• **TASK**: Can all of these lines be returned exactly?

Begin EXTRACTED DATA

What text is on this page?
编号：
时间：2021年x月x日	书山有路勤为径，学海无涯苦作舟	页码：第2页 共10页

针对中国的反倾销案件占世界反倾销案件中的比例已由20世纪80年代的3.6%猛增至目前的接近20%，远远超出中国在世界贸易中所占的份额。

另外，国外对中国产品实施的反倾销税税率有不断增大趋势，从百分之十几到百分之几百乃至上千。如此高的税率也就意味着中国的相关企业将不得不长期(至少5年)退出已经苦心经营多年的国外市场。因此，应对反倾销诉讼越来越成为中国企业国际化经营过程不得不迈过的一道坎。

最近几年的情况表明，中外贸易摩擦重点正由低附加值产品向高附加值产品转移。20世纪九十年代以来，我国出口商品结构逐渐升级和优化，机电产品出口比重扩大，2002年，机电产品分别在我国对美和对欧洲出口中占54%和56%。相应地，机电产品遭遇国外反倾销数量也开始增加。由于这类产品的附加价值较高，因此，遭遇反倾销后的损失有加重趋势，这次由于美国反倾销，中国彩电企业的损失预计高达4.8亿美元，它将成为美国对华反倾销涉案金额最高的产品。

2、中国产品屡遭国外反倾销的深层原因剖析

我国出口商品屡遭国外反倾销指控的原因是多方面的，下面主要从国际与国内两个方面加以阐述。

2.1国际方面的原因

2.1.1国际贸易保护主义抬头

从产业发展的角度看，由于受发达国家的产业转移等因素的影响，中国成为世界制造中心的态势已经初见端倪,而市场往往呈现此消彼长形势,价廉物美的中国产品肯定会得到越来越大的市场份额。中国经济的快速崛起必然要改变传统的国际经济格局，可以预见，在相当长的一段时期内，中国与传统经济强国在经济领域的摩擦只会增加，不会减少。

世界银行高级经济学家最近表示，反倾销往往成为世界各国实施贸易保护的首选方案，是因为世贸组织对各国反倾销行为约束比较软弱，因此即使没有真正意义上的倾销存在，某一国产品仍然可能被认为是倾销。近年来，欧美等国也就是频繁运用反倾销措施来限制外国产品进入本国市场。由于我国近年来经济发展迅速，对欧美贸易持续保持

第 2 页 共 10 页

End EXTRACTED DATA

• **SOLUTION TO THIS EXERCISE**:
What text is on this page?
编号：
时间：2021年x月x日	书山有路勤为径，学海无涯苦作舟	页码：第2页 共10页

针对中国的反倾销案件占世界反倾销案件中的比例已由20世纪80年代的3.6%猛增至目前的接近20%，远远超出中国在世界贸易中所占的份额。

另外，国外对中国产品实施的反倾销税税率有不断增大趋势，从百分之十几到百分之几百乃至上千。如此高的税率也就意味着中国的相关企业将不得不长期(至少5年)退出已经苦心经营多年的国外市场。因此，应对反倾销诉讼越来越成为中国企业国际化经营过程不得不迈过的一道坎。

最近几年的情况表明，中外贸易摩擦重点正由低附加值产品向高附加值产品转移。20世纪九十年代以来，我国出口商品结构逐渐升级和优化，机电产品出口比重扩大，2002年，机电产品分别在我国对美和对欧洲出口中占54%和56%。相应地，机电产品遭遇国外反倾销数量也开始增加。由于这类产品的附加价值较高，因此，遭遇反倾销后的损失有加重趋势，这次由于美国反倾销，中国彩电企业的损失预计高达4.8亿美元，它将成为美国对华反倾销涉案金额最高的产品。

2、中国产品屡遭国外反倾销的深层原因剖析

我国出口商品屡遭国外反倾销指控的原因是多方面的，下面主要从国际与国内两个方面加以阐述。

2.1国际方面的原因

2.1.1国际贸易保护主义抬头

从产业发展的角度看，由于受发达国家的产业转移等因素的影响，中国成为世界制造中心的态势已经初见端倪,而市场往往呈现此消彼长形势,价廉物美的中国产品肯定会得到越来越大的市场份额。中国经济的快速崛起必然要改变传统的国际经济格局，可以预见，在相当长的一段时期内，中国与传统经济强国在经济领域的摩擦只会增加，不会减少。

世界银行高级经济学家最近表示，反倾销往往成为世界各国实施贸易保护的首选方案，是因为世贸组织对各国反倾销行为约束比较软弱，因此即使没有真正意义上的倾销存在，某一国产品仍然可能被认为是倾销。近年来，欧美等国也就是频繁运用反倾销措施来限制外国产品进入本国市场。由于我国近年来经济发展迅速，对欧美贸易持续保持

第 2 页 共 10 页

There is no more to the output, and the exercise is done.